Aim: Pictures do not belong in the copy; transcribe everything else in the records exactly.

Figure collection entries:
++++
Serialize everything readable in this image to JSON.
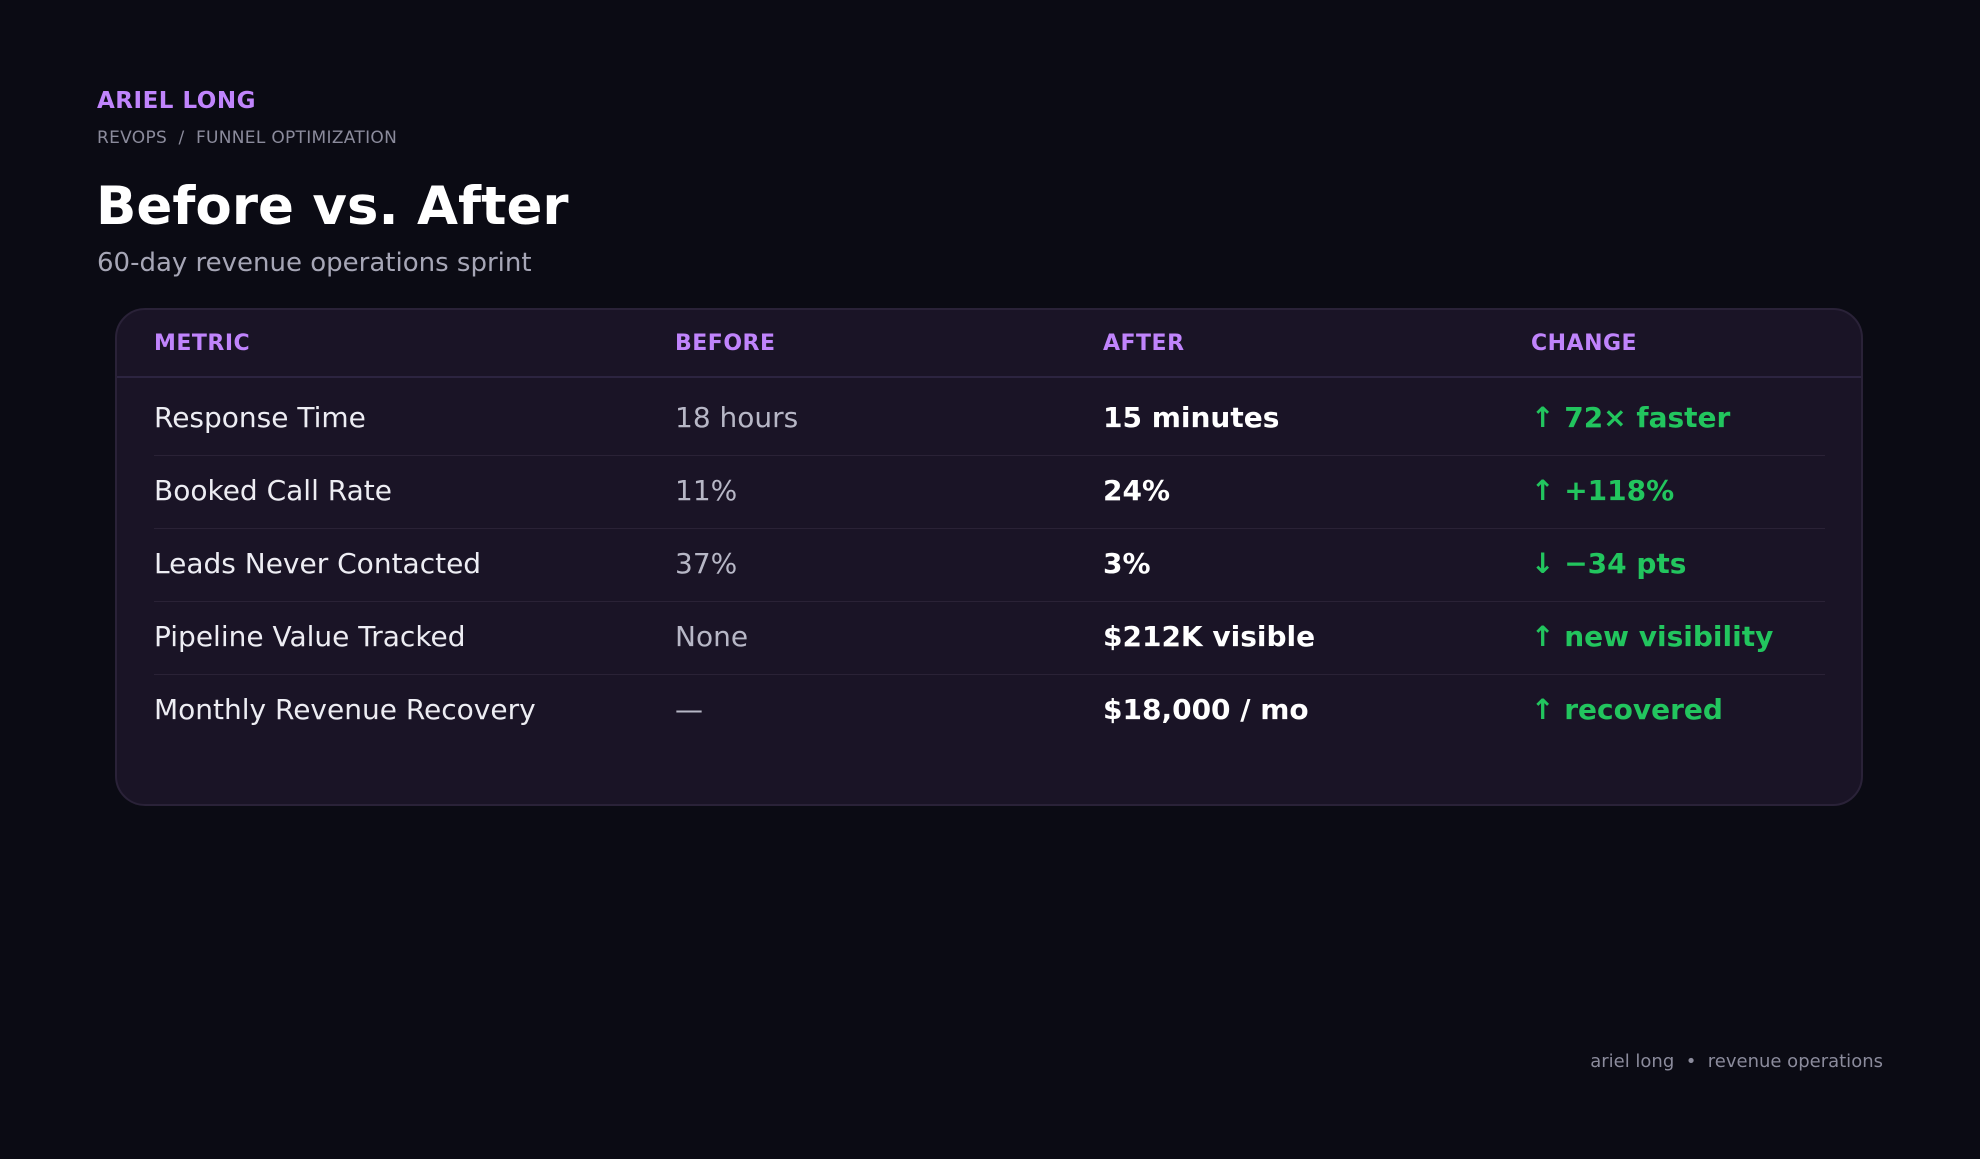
{
  "header": {
    "brand": "ARIEL LONG",
    "breadcrumb": "REVOPS  /  FUNNEL OPTIMIZATION",
    "title": "Before vs. After",
    "subtitle": "60-day revenue operations sprint"
  },
  "table": {
    "columns": [
      "METRIC",
      "BEFORE",
      "AFTER",
      "CHANGE"
    ],
    "rows": [
      {
        "metric": "Response Time",
        "before": "18 hours",
        "after": "15 minutes",
        "change": "↑ 72× faster"
      },
      {
        "metric": "Booked Call Rate",
        "before": "11%",
        "after": "24%",
        "change": "↑ +118%"
      },
      {
        "metric": "Leads Never Contacted",
        "before": "37%",
        "after": "3%",
        "change": "↓ −34 pts"
      },
      {
        "metric": "Pipeline Value Tracked",
        "before": "None",
        "after": "$212K visible",
        "change": "↑ new visibility"
      },
      {
        "metric": "Monthly Revenue Recovery",
        "before": "—",
        "after": "$18,000 / mo",
        "change": "↑ recovered"
      }
    ]
  },
  "footer": {
    "text": "ariel long  •  revenue operations"
  },
  "colors": {
    "background": "#0b0b14",
    "card": "#1a1426",
    "accent": "#c084fc",
    "positive": "#22c55e"
  }
}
++++
Solution to the exercise:
Serialize everything readable in this image to JSON.
{
  "header": {
    "brand": "ARIEL LONG",
    "breadcrumb": "REVOPS  /  FUNNEL OPTIMIZATION",
    "title": "Before vs. After",
    "subtitle": "60-day revenue operations sprint"
  },
  "table": {
    "columns": [
      "METRIC",
      "BEFORE",
      "AFTER",
      "CHANGE"
    ],
    "rows": [
      {
        "metric": "Response Time",
        "before": "18 hours",
        "after": "15 minutes",
        "change": "↑ 72× faster"
      },
      {
        "metric": "Booked Call Rate",
        "before": "11%",
        "after": "24%",
        "change": "↑ +118%"
      },
      {
        "metric": "Leads Never Contacted",
        "before": "37%",
        "after": "3%",
        "change": "↓ −34 pts"
      },
      {
        "metric": "Pipeline Value Tracked",
        "before": "None",
        "after": "$212K visible",
        "change": "↑ new visibility"
      },
      {
        "metric": "Monthly Revenue Recovery",
        "before": "—",
        "after": "$18,000 / mo",
        "change": "↑ recovered"
      }
    ]
  },
  "footer": {
    "text": "ariel long  •  revenue operations"
  },
  "colors": {
    "background": "#0b0b14",
    "card": "#1a1426",
    "accent": "#c084fc",
    "positive": "#22c55e"
  }
}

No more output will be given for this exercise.